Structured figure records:
::::::

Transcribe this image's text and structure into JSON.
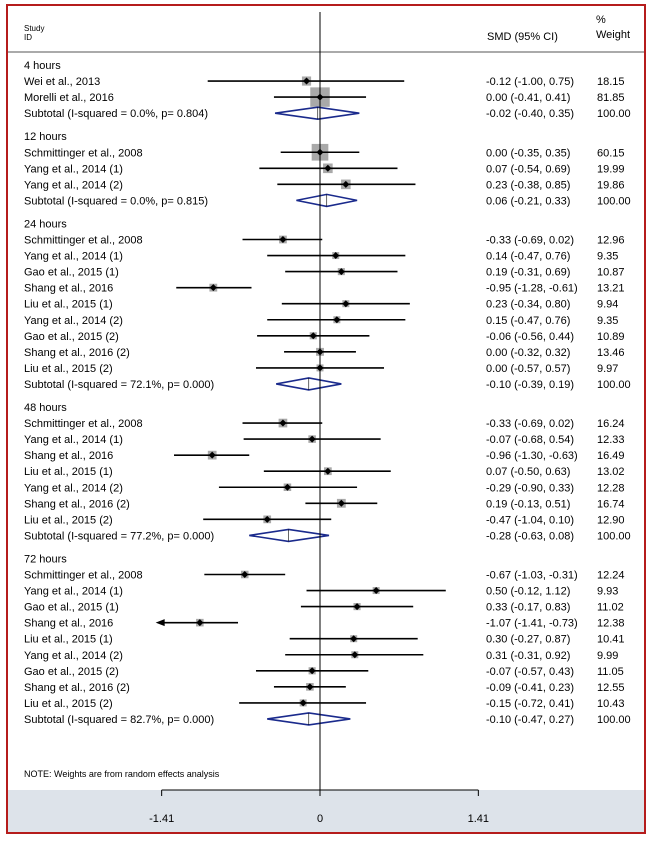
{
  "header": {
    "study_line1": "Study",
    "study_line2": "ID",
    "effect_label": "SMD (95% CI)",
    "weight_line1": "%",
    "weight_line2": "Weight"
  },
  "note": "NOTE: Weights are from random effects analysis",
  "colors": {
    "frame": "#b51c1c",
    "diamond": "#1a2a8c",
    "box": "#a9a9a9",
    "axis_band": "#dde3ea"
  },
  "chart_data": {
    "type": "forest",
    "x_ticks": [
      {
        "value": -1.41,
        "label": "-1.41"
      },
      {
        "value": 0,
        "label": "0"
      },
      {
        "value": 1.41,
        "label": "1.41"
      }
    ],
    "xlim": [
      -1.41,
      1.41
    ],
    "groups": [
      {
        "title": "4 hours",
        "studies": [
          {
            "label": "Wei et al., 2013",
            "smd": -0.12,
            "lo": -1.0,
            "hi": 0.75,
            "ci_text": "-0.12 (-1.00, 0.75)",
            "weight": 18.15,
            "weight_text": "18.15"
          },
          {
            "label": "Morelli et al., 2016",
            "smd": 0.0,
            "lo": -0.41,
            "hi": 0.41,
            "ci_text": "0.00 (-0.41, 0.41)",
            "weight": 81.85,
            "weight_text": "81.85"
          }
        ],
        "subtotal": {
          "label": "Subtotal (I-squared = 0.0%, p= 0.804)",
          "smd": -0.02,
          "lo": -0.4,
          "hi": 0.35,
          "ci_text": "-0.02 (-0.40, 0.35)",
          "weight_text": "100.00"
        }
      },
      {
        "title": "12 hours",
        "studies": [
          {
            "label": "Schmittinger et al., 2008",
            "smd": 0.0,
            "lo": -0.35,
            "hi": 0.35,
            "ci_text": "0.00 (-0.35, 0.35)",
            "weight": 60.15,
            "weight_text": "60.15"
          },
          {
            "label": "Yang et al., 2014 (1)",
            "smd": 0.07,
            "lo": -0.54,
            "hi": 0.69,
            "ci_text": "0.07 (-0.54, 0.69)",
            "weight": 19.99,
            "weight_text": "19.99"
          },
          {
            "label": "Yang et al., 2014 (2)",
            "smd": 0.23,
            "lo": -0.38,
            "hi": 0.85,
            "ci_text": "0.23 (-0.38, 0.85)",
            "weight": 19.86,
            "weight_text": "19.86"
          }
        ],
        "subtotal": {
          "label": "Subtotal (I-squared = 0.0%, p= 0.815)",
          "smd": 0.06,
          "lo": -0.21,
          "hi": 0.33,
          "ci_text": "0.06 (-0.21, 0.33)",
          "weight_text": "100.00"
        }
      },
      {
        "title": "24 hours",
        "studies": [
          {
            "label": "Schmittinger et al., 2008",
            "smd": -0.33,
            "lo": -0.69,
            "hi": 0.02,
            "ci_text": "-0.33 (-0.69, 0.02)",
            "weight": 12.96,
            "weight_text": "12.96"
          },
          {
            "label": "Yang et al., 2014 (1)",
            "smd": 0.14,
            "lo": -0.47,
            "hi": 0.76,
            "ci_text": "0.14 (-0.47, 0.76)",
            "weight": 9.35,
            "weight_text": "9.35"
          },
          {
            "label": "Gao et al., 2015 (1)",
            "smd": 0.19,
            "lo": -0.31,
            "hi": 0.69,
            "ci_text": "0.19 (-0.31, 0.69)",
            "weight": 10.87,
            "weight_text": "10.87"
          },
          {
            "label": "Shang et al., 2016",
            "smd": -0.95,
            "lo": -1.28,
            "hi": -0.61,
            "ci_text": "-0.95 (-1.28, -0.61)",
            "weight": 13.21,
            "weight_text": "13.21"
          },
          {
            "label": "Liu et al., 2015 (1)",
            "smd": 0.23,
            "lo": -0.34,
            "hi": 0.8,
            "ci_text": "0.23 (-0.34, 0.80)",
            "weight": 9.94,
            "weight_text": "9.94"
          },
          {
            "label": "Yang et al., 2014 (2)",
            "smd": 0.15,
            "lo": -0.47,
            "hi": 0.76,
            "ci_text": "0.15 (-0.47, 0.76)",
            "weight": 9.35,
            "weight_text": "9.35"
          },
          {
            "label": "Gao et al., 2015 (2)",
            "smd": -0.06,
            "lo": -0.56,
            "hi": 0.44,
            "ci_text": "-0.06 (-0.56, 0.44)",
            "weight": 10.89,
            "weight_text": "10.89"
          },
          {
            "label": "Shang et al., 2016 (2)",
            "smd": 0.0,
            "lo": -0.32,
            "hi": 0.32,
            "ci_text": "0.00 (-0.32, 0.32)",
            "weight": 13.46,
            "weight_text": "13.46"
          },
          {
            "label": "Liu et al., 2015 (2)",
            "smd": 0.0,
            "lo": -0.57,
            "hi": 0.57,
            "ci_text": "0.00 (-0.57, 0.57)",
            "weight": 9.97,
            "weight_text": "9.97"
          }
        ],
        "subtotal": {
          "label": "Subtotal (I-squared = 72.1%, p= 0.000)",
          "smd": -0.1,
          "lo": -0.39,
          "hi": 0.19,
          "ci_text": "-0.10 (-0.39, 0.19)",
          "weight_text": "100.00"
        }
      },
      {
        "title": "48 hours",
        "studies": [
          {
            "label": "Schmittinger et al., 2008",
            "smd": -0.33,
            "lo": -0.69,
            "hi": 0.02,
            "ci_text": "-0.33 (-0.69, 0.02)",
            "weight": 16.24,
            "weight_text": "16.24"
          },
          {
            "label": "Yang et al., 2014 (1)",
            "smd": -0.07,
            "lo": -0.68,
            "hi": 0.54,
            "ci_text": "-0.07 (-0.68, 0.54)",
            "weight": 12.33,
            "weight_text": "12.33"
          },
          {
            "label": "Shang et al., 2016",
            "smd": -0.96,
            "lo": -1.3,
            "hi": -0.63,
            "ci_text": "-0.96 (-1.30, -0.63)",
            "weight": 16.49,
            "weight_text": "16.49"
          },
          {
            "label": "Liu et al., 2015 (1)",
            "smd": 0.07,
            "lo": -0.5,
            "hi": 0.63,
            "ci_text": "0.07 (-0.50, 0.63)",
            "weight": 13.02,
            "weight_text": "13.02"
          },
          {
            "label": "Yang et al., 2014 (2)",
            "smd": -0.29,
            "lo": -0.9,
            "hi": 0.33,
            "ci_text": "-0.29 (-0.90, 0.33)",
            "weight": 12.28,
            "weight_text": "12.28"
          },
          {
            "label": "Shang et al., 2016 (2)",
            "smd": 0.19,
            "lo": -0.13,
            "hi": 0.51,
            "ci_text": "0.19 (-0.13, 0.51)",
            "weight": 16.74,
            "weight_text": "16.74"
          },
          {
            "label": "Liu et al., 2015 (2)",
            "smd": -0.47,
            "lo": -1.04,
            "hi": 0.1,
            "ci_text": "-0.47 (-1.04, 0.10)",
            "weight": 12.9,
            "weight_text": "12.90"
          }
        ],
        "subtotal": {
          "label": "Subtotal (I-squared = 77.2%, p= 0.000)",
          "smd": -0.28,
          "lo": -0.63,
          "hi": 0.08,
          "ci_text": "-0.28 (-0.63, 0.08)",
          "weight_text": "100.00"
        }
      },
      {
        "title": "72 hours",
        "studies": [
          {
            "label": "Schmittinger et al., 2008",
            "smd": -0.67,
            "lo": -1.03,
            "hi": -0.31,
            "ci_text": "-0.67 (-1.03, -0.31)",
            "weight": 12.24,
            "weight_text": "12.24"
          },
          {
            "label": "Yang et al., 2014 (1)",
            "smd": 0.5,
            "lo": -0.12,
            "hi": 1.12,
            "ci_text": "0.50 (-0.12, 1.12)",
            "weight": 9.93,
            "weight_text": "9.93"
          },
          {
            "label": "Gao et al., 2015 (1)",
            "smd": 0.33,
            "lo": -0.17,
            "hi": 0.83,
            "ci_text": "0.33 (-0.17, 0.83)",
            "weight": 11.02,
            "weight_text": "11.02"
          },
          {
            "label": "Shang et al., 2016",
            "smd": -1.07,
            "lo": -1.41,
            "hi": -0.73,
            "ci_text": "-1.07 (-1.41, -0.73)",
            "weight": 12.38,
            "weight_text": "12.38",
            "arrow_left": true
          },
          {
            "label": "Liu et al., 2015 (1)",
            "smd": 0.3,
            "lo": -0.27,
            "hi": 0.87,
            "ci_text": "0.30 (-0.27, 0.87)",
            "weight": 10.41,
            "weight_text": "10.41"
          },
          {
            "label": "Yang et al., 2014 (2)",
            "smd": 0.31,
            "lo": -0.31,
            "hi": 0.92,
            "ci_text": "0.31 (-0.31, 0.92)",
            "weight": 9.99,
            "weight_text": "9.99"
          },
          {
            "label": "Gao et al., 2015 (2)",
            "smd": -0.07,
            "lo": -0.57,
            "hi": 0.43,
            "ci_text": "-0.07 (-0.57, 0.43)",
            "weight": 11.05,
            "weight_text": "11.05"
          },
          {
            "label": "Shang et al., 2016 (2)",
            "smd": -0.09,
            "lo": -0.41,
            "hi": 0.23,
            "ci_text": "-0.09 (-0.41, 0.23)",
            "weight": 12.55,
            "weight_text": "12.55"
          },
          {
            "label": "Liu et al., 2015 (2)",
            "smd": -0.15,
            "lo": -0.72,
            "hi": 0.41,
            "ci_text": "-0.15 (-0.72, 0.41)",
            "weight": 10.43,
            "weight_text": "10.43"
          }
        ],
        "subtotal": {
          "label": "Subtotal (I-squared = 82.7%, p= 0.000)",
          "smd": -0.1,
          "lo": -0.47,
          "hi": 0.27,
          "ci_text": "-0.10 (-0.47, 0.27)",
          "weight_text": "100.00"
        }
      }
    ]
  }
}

::::::

▸ **Goal**: Copy each line of the listing that contains the string "squared".

▸ **Answer to this exercise**:
          "label": "Subtotal (I-squared = 0.0%, p= 0.804)",
          "label": "Subtotal (I-squared = 0.0%, p= 0.815)",
          "label": "Subtotal (I-squared = 72.1%, p= 0.000)",
          "label": "Subtotal (I-squared = 77.2%, p= 0.000)",
          "label": "Subtotal (I-squared = 82.7%, p= 0.000)",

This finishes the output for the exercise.